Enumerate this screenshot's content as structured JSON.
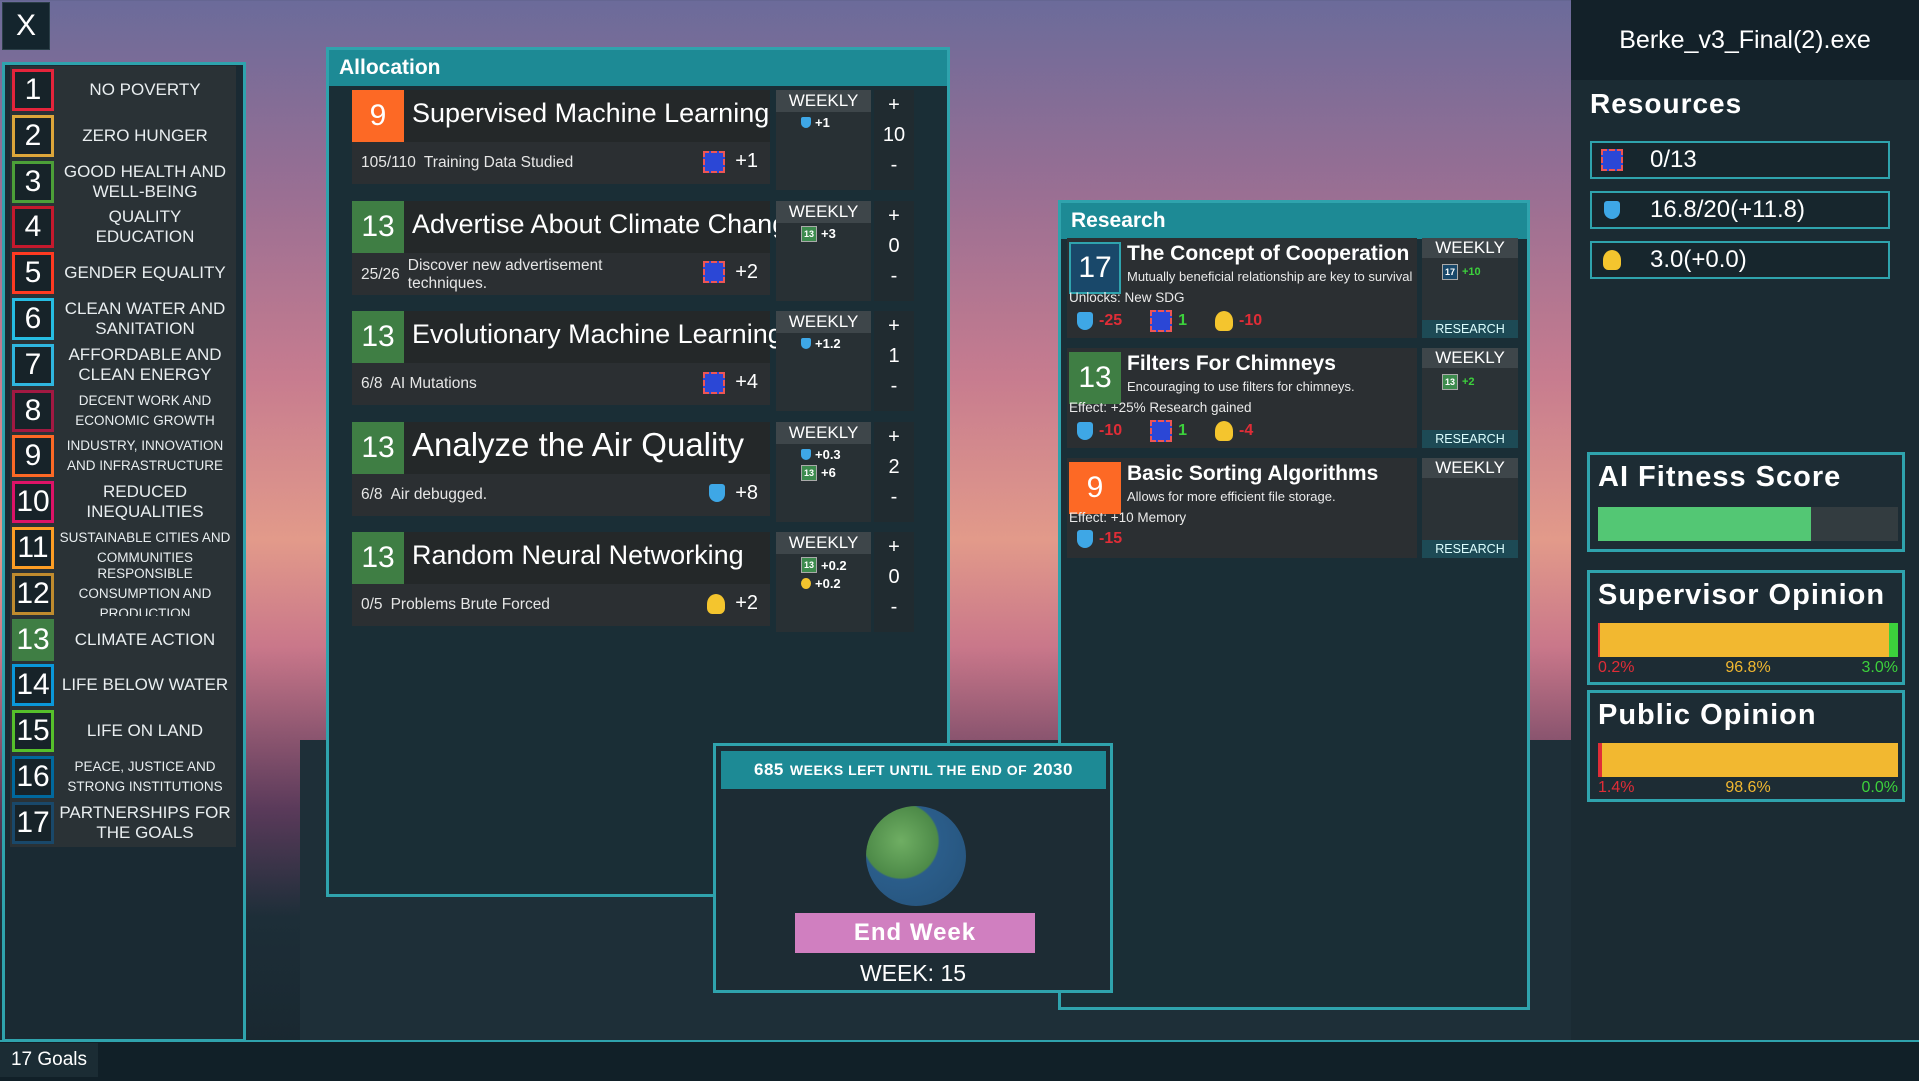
{
  "window_title": "Berke_v3_Final(2).exe",
  "close_label": "X",
  "goals_tab": "17 Goals",
  "sdgs": [
    {
      "n": "1",
      "label": "NO POVERTY",
      "color": "#e5243b"
    },
    {
      "n": "2",
      "label": "ZERO HUNGER",
      "color": "#dda63a"
    },
    {
      "n": "3",
      "label": "GOOD HEALTH AND WELL-BEING",
      "color": "#4c9f38"
    },
    {
      "n": "4",
      "label": "QUALITY EDUCATION",
      "color": "#c5192d"
    },
    {
      "n": "5",
      "label": "GENDER EQUALITY",
      "color": "#ff3a21"
    },
    {
      "n": "6",
      "label": "CLEAN WATER AND SANITATION",
      "color": "#26bde2"
    },
    {
      "n": "7",
      "label": "AFFORDABLE AND CLEAN ENERGY",
      "color": "#2fb6df"
    },
    {
      "n": "8",
      "label": "DECENT WORK AND ECONOMIC GROWTH",
      "color": "#a21942"
    },
    {
      "n": "9",
      "label": "INDUSTRY, INNOVATION AND INFRASTRUCTURE",
      "color": "#fd6925"
    },
    {
      "n": "10",
      "label": "REDUCED INEQUALITIES",
      "color": "#dd1367"
    },
    {
      "n": "11",
      "label": "SUSTAINABLE CITIES AND COMMUNITIES",
      "color": "#fd9d24"
    },
    {
      "n": "12",
      "label": "RESPONSIBLE CONSUMPTION AND PRODUCTION",
      "color": "#bf8b2e"
    },
    {
      "n": "13",
      "label": "CLIMATE ACTION",
      "color": "#3f7e44"
    },
    {
      "n": "14",
      "label": "LIFE BELOW WATER",
      "color": "#0a97d9"
    },
    {
      "n": "15",
      "label": "LIFE ON LAND",
      "color": "#56c02b"
    },
    {
      "n": "16",
      "label": "PEACE, JUSTICE AND STRONG INSTITUTIONS",
      "color": "#00689d"
    },
    {
      "n": "17",
      "label": "PARTNERSHIPS FOR THE GOALS",
      "color": "#19486a"
    }
  ],
  "allocation": {
    "title": "Allocation",
    "weekly_label": "WEEKLY",
    "plus": "+",
    "minus": "-",
    "items": [
      {
        "sdg": "9",
        "sdg_color": "#fd6925",
        "title": "Supervised Machine Learning",
        "progress": "105/110",
        "desc": "Training Data Studied",
        "bonus": "+1",
        "bonus_icon": "chip-icon",
        "weekly": [
          {
            "icon": "flask-icon",
            "val": "+1"
          }
        ],
        "count": "10"
      },
      {
        "sdg": "13",
        "sdg_color": "#3f7e44",
        "title": "Advertise About Climate Change",
        "progress": "25/26",
        "desc": "Discover new advertisement techniques.",
        "bonus": "+2",
        "bonus_icon": "chip-icon",
        "weekly": [
          {
            "icon": "sdg13-icon",
            "val": "+3"
          }
        ],
        "count": "0"
      },
      {
        "sdg": "13",
        "sdg_color": "#3f7e44",
        "title": "Evolutionary Machine Learning",
        "progress": "6/8",
        "desc": "AI Mutations",
        "bonus": "+4",
        "bonus_icon": "chip-icon",
        "weekly": [
          {
            "icon": "flask-icon",
            "val": "+1.2"
          }
        ],
        "count": "1"
      },
      {
        "sdg": "13",
        "sdg_color": "#3f7e44",
        "title": "Analyze the Air Quality",
        "progress": "6/8",
        "desc": "Air debugged.",
        "bonus": "+8",
        "bonus_icon": "flask-icon",
        "weekly": [
          {
            "icon": "flask-icon",
            "val": "+0.3"
          },
          {
            "icon": "sdg13-icon",
            "val": "+6"
          }
        ],
        "count": "2"
      },
      {
        "sdg": "13",
        "sdg_color": "#3f7e44",
        "title": "Random Neural Networking",
        "progress": "0/5",
        "desc": "Problems Brute Forced",
        "bonus": "+2",
        "bonus_icon": "bulb-icon",
        "weekly": [
          {
            "icon": "sdg13-icon",
            "val": "+0.2"
          },
          {
            "icon": "bulb-icon",
            "val": "+0.2"
          }
        ],
        "count": "0"
      }
    ]
  },
  "research": {
    "title": "Research",
    "weekly_label": "WEEKLY",
    "button_label": "RESEARCH",
    "items": [
      {
        "sdg": "17",
        "sdg_color": "#19486a",
        "title": "The Concept of Cooperation",
        "subtitle": "Mutually beneficial relationship are key to survival",
        "effect": "Unlocks: New SDG",
        "costs": [
          {
            "icon": "flask-icon",
            "val": "-25",
            "cls": "red"
          },
          {
            "icon": "chip-icon",
            "val": "1",
            "cls": "green"
          },
          {
            "icon": "bulb-icon",
            "val": "-10",
            "cls": "red"
          }
        ],
        "weekly": {
          "icon": "sdg17-icon",
          "badge": "17",
          "val": "+10"
        }
      },
      {
        "sdg": "13",
        "sdg_color": "#3f7e44",
        "title": "Filters For Chimneys",
        "subtitle": "Encouraging to use filters for chimneys.",
        "effect": "Effect: +25% Research gained",
        "costs": [
          {
            "icon": "flask-icon",
            "val": "-10",
            "cls": "red"
          },
          {
            "icon": "chip-icon",
            "val": "1",
            "cls": "green"
          },
          {
            "icon": "bulb-icon",
            "val": "-4",
            "cls": "red"
          }
        ],
        "weekly": {
          "icon": "sdg13-icon",
          "badge": "13",
          "val": "+2"
        }
      },
      {
        "sdg": "9",
        "sdg_color": "#fd6925",
        "title": "Basic Sorting Algorithms",
        "subtitle": "Allows for more efficient file storage.",
        "effect": "Effect: +10 Memory",
        "costs": [
          {
            "icon": "flask-icon",
            "val": "-15",
            "cls": "red"
          }
        ],
        "weekly": null
      }
    ]
  },
  "resources": {
    "title": "Resources",
    "items": [
      {
        "icon": "chip-icon",
        "val": "0/13"
      },
      {
        "icon": "flask-icon",
        "val": "16.8/20(+11.8)"
      },
      {
        "icon": "bulb-icon",
        "val": "3.0(+0.0)"
      }
    ]
  },
  "fitness": {
    "title": "AI Fitness Score",
    "fill": 0.71,
    "color": "#53c774"
  },
  "supervisor": {
    "title": "Supervisor Opinion",
    "neg": "0.2%",
    "neu": "96.8%",
    "pos": "3.0%",
    "neg_frac": 0.002,
    "neu_frac": 0.968,
    "pos_frac": 0.03
  },
  "public": {
    "title": "Public Opinion",
    "neg": "1.4%",
    "neu": "98.6%",
    "pos": "0.0%",
    "neg_frac": 0.014,
    "neu_frac": 0.986,
    "pos_frac": 0.0
  },
  "weeks": {
    "count": "685",
    "text": "WEEKS LEFT UNTIL THE END OF",
    "year": "2030",
    "end_week": "End Week",
    "week_label": "WEEK: 15"
  },
  "colors": {
    "accent": "#2fa3ad",
    "header": "#1d8a95",
    "negative": "#e02d37",
    "positive": "#3cd13c",
    "neutral": "#f2b830"
  }
}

#####

**What is needed**
Write out every entry again word for word, without any of the pictures.

**Output for this exercise**
Enumerate this screenshot's content as structured JSON.
{
  "window_title": "Berke_v3_Final(2).exe",
  "close_label": "X",
  "goals_tab": "17 Goals",
  "sdgs": [
    {
      "n": "1",
      "label": "NO POVERTY",
      "color": "#e5243b"
    },
    {
      "n": "2",
      "label": "ZERO HUNGER",
      "color": "#dda63a"
    },
    {
      "n": "3",
      "label": "GOOD HEALTH AND WELL-BEING",
      "color": "#4c9f38"
    },
    {
      "n": "4",
      "label": "QUALITY EDUCATION",
      "color": "#c5192d"
    },
    {
      "n": "5",
      "label": "GENDER EQUALITY",
      "color": "#ff3a21"
    },
    {
      "n": "6",
      "label": "CLEAN WATER AND SANITATION",
      "color": "#26bde2"
    },
    {
      "n": "7",
      "label": "AFFORDABLE AND CLEAN ENERGY",
      "color": "#2fb6df"
    },
    {
      "n": "8",
      "label": "DECENT WORK AND ECONOMIC GROWTH",
      "color": "#a21942"
    },
    {
      "n": "9",
      "label": "INDUSTRY, INNOVATION AND INFRASTRUCTURE",
      "color": "#fd6925"
    },
    {
      "n": "10",
      "label": "REDUCED INEQUALITIES",
      "color": "#dd1367"
    },
    {
      "n": "11",
      "label": "SUSTAINABLE CITIES AND COMMUNITIES",
      "color": "#fd9d24"
    },
    {
      "n": "12",
      "label": "RESPONSIBLE CONSUMPTION AND PRODUCTION",
      "color": "#bf8b2e"
    },
    {
      "n": "13",
      "label": "CLIMATE ACTION",
      "color": "#3f7e44"
    },
    {
      "n": "14",
      "label": "LIFE BELOW WATER",
      "color": "#0a97d9"
    },
    {
      "n": "15",
      "label": "LIFE ON LAND",
      "color": "#56c02b"
    },
    {
      "n": "16",
      "label": "PEACE, JUSTICE AND STRONG INSTITUTIONS",
      "color": "#00689d"
    },
    {
      "n": "17",
      "label": "PARTNERSHIPS FOR THE GOALS",
      "color": "#19486a"
    }
  ],
  "allocation": {
    "title": "Allocation",
    "weekly_label": "WEEKLY",
    "plus": "+",
    "minus": "-",
    "items": [
      {
        "sdg": "9",
        "sdg_color": "#fd6925",
        "title": "Supervised Machine Learning",
        "progress": "105/110",
        "desc": "Training Data Studied",
        "bonus": "+1",
        "bonus_icon": "chip-icon",
        "weekly": [
          {
            "icon": "flask-icon",
            "val": "+1"
          }
        ],
        "count": "10"
      },
      {
        "sdg": "13",
        "sdg_color": "#3f7e44",
        "title": "Advertise About Climate Change",
        "progress": "25/26",
        "desc": "Discover new advertisement techniques.",
        "bonus": "+2",
        "bonus_icon": "chip-icon",
        "weekly": [
          {
            "icon": "sdg13-icon",
            "val": "+3"
          }
        ],
        "count": "0"
      },
      {
        "sdg": "13",
        "sdg_color": "#3f7e44",
        "title": "Evolutionary Machine Learning",
        "progress": "6/8",
        "desc": "AI Mutations",
        "bonus": "+4",
        "bonus_icon": "chip-icon",
        "weekly": [
          {
            "icon": "flask-icon",
            "val": "+1.2"
          }
        ],
        "count": "1"
      },
      {
        "sdg": "13",
        "sdg_color": "#3f7e44",
        "title": "Analyze the Air Quality",
        "progress": "6/8",
        "desc": "Air debugged.",
        "bonus": "+8",
        "bonus_icon": "flask-icon",
        "weekly": [
          {
            "icon": "flask-icon",
            "val": "+0.3"
          },
          {
            "icon": "sdg13-icon",
            "val": "+6"
          }
        ],
        "count": "2"
      },
      {
        "sdg": "13",
        "sdg_color": "#3f7e44",
        "title": "Random Neural Networking",
        "progress": "0/5",
        "desc": "Problems Brute Forced",
        "bonus": "+2",
        "bonus_icon": "bulb-icon",
        "weekly": [
          {
            "icon": "sdg13-icon",
            "val": "+0.2"
          },
          {
            "icon": "bulb-icon",
            "val": "+0.2"
          }
        ],
        "count": "0"
      }
    ]
  },
  "research": {
    "title": "Research",
    "weekly_label": "WEEKLY",
    "button_label": "RESEARCH",
    "items": [
      {
        "sdg": "17",
        "sdg_color": "#19486a",
        "title": "The Concept of Cooperation",
        "subtitle": "Mutually beneficial relationship are key to survival",
        "effect": "Unlocks: New SDG",
        "costs": [
          {
            "icon": "flask-icon",
            "val": "-25",
            "cls": "red"
          },
          {
            "icon": "chip-icon",
            "val": "1",
            "cls": "green"
          },
          {
            "icon": "bulb-icon",
            "val": "-10",
            "cls": "red"
          }
        ],
        "weekly": {
          "icon": "sdg17-icon",
          "badge": "17",
          "val": "+10"
        }
      },
      {
        "sdg": "13",
        "sdg_color": "#3f7e44",
        "title": "Filters For Chimneys",
        "subtitle": "Encouraging to use filters for chimneys.",
        "effect": "Effect: +25% Research gained",
        "costs": [
          {
            "icon": "flask-icon",
            "val": "-10",
            "cls": "red"
          },
          {
            "icon": "chip-icon",
            "val": "1",
            "cls": "green"
          },
          {
            "icon": "bulb-icon",
            "val": "-4",
            "cls": "red"
          }
        ],
        "weekly": {
          "icon": "sdg13-icon",
          "badge": "13",
          "val": "+2"
        }
      },
      {
        "sdg": "9",
        "sdg_color": "#fd6925",
        "title": "Basic Sorting Algorithms",
        "subtitle": "Allows for more efficient file storage.",
        "effect": "Effect: +10 Memory",
        "costs": [
          {
            "icon": "flask-icon",
            "val": "-15",
            "cls": "red"
          }
        ],
        "weekly": null
      }
    ]
  },
  "resources": {
    "title": "Resources",
    "items": [
      {
        "icon": "chip-icon",
        "val": "0/13"
      },
      {
        "icon": "flask-icon",
        "val": "16.8/20(+11.8)"
      },
      {
        "icon": "bulb-icon",
        "val": "3.0(+0.0)"
      }
    ]
  },
  "fitness": {
    "title": "AI Fitness Score",
    "fill": 0.71,
    "color": "#53c774"
  },
  "supervisor": {
    "title": "Supervisor Opinion",
    "neg": "0.2%",
    "neu": "96.8%",
    "pos": "3.0%",
    "neg_frac": 0.002,
    "neu_frac": 0.968,
    "pos_frac": 0.03
  },
  "public": {
    "title": "Public Opinion",
    "neg": "1.4%",
    "neu": "98.6%",
    "pos": "0.0%",
    "neg_frac": 0.014,
    "neu_frac": 0.986,
    "pos_frac": 0.0
  },
  "weeks": {
    "count": "685",
    "text": "WEEKS LEFT UNTIL THE END OF",
    "year": "2030",
    "end_week": "End Week",
    "week_label": "WEEK: 15"
  },
  "colors": {
    "accent": "#2fa3ad",
    "header": "#1d8a95",
    "negative": "#e02d37",
    "positive": "#3cd13c",
    "neutral": "#f2b830"
  }
}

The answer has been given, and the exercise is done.